*Task to complete*.
Copy out, word for word, the stretch of the records from the line containing "bow (268, 989, 398, 1039)" through the line containing "snowman 5 (1065, 677, 1380, 1355)", including both of those lines.

|---|

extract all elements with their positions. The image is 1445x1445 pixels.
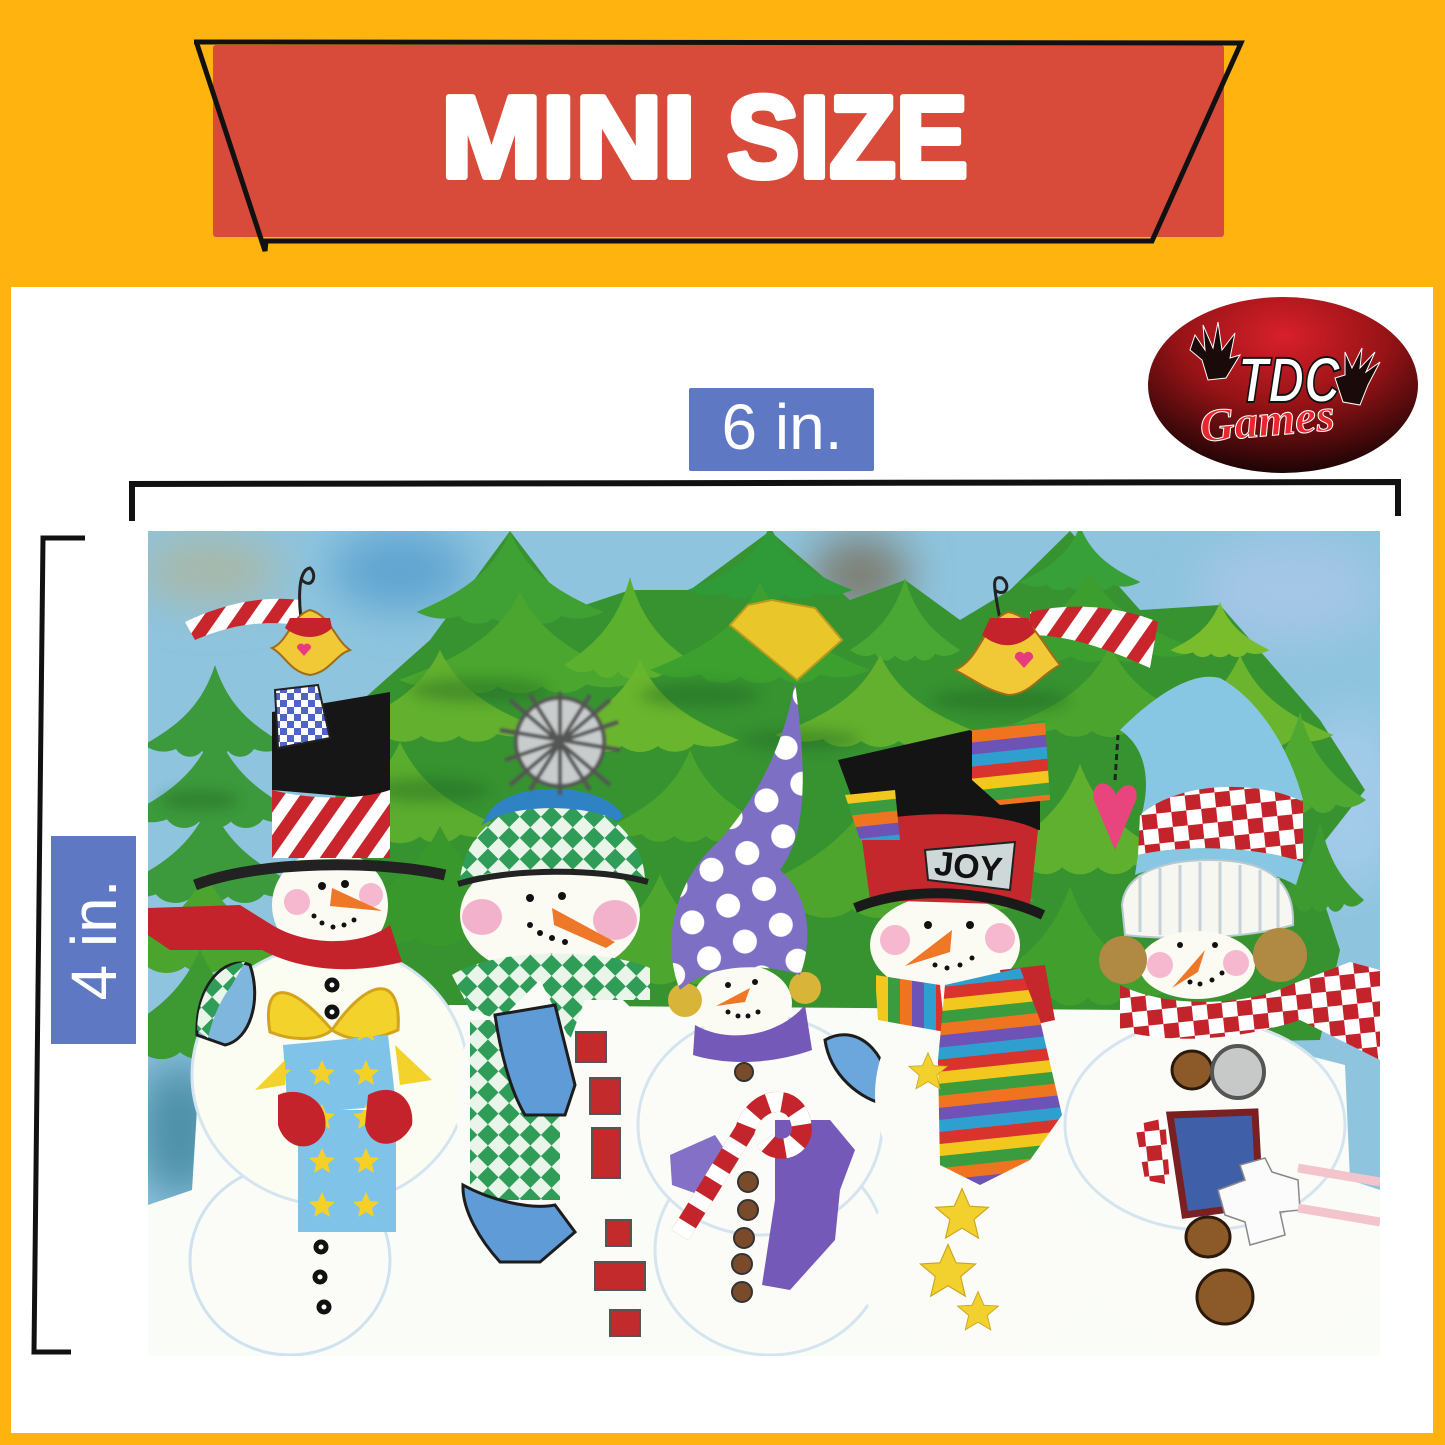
bow (268, 989, 398, 1039)
cheeks (1147, 952, 1173, 978)
red mittens (278, 1092, 326, 1146)
boughs upper (416, 532, 604, 624)
logo text TDC: TDC (1238, 344, 1341, 416)
title text: SIZE (727, 72, 968, 202)
snowman 5 (1065, 677, 1380, 1355)
ear puffs (668, 983, 702, 1017)
joy sign: JOY (932, 845, 1004, 890)
logo: TDC Games (1148, 297, 1418, 473)
blue mitten upper (495, 1005, 575, 1115)
head (870, 895, 1020, 995)
gift (283, 1035, 396, 1115)
logo text Games: Games (1198, 389, 1337, 452)
snowman 1 (148, 692, 468, 1355)
eyes and smile (526, 892, 568, 945)
striped ribbon on hat (845, 790, 900, 840)
snowman 4 (838, 720, 1105, 1355)
bird body (272, 610, 350, 675)
boughs middle (390, 650, 520, 742)
height bracket (34, 538, 85, 1352)
eyes and smile (312, 880, 356, 930)
width label: 6 in. (689, 388, 874, 471)
bird and scarf left (185, 568, 350, 748)
mitten checks (1135, 1118, 1170, 1185)
blue under band (1135, 848, 1303, 885)
buttons (315, 980, 337, 1312)
blue hat tip (1120, 677, 1303, 820)
hat crown (272, 692, 390, 800)
pine trees (90, 526, 1366, 1060)
white knit cap (1122, 860, 1293, 938)
nose (1172, 950, 1205, 988)
boughs lower (390, 742, 492, 844)
carrot nose (330, 888, 382, 911)
brim (855, 893, 1043, 915)
black hat crown (838, 730, 1040, 830)
hat brim (458, 872, 648, 884)
brown buttons (732, 1063, 758, 1302)
bird and scarf right (955, 578, 1158, 695)
head (272, 858, 388, 942)
banner red fill (213, 45, 1224, 237)
snow ground and snow bodies mass (148, 1005, 1380, 1356)
hanging scarf end (470, 1020, 560, 1200)
rainbow scarf collar (875, 975, 945, 1032)
blue mitten (825, 1035, 889, 1105)
nose (905, 930, 952, 966)
small checked gift (275, 685, 330, 748)
wire curl (298, 566, 316, 616)
cheeks (462, 899, 502, 935)
puzzle piece (1218, 1158, 1300, 1245)
white content panel (11, 287, 1433, 1433)
label text: 4 in. (58, 880, 130, 1000)
purple scarf (693, 1005, 812, 1062)
red hat band (860, 814, 1038, 905)
nose (716, 988, 750, 1006)
icon: right hand (1335, 348, 1380, 405)
scarf (148, 905, 402, 969)
mitten cuff (197, 962, 245, 1038)
height label: 4 in. (51, 836, 136, 1044)
candy cane (680, 1102, 802, 1235)
rainbow scarf end (938, 968, 1062, 1185)
snowman 3 (638, 600, 889, 1355)
label text: 6 in. (722, 391, 842, 463)
tall polka hat (671, 682, 807, 990)
head (460, 869, 640, 960)
tweezers (1298, 1168, 1380, 1222)
label box (51, 836, 136, 1044)
head (1139, 931, 1255, 999)
knit ribs (1140, 862, 1278, 937)
nose (552, 908, 615, 948)
yellow fan tassel (730, 600, 842, 680)
smile (725, 979, 760, 1018)
body (655, 1145, 885, 1355)
earmuffs (1099, 936, 1147, 984)
pink heart ornament (1093, 784, 1137, 850)
brown buttons (1172, 1051, 1253, 1324)
sky watercolor patches (135, 530, 1400, 1200)
bird scarf (982, 618, 1035, 645)
dark tree shading (160, 678, 1070, 810)
hat (460, 800, 645, 882)
striped scarf (185, 599, 300, 640)
banner black outline (194, 42, 1241, 251)
hat stripes (272, 790, 390, 858)
body (855, 1175, 1105, 1355)
blue mitten lower (463, 1185, 575, 1262)
smile (924, 921, 974, 970)
sky (148, 531, 1380, 1205)
striped scarf (1030, 607, 1158, 668)
bird heart (1015, 652, 1033, 668)
puzzle illustration (90, 526, 1400, 1356)
steam swirl (1212, 1046, 1264, 1098)
title text (441, 72, 968, 202)
left arm mitten (197, 963, 255, 1045)
bird heart (297, 644, 311, 656)
body (190, 1165, 390, 1355)
cheeks (880, 925, 910, 955)
brim (195, 865, 445, 885)
body (456, 980, 630, 1128)
icon: left hand (1190, 322, 1240, 380)
purple mitten (670, 1135, 735, 1195)
far left tree (148, 665, 281, 1060)
body (1090, 1185, 1380, 1355)
checked scarf (1120, 962, 1380, 1060)
forest mass (320, 531, 1365, 1060)
wire curl (995, 578, 1007, 620)
smile (1177, 942, 1224, 986)
title banner (194, 42, 1241, 251)
cheeks (284, 889, 310, 915)
bird body (955, 612, 1060, 695)
red square buttons (576, 1032, 645, 1336)
snowman 2 (452, 692, 665, 1336)
scarf (452, 953, 650, 1040)
title text: MINI (441, 72, 696, 202)
width bracket (132, 482, 1398, 521)
label box (689, 388, 874, 471)
head (692, 965, 792, 1041)
mug (1170, 1112, 1260, 1215)
yellow stars (909, 1053, 998, 1330)
logo oval (1148, 297, 1418, 473)
striped box on hat (972, 720, 1050, 805)
pompom (500, 692, 620, 795)
checked hat band (1138, 787, 1303, 862)
bird scarf (285, 618, 332, 637)
ornament string (1115, 735, 1118, 780)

|---|

*Correct answer*.
bow (268, 989, 398, 1039)
cheeks (1147, 952, 1173, 978)
red mittens (278, 1092, 326, 1146)
boughs upper (416, 532, 604, 624)
logo text TDC: TDC (1238, 344, 1341, 416)
title text: SIZE (727, 72, 968, 202)
snowman 5 (1065, 677, 1380, 1355)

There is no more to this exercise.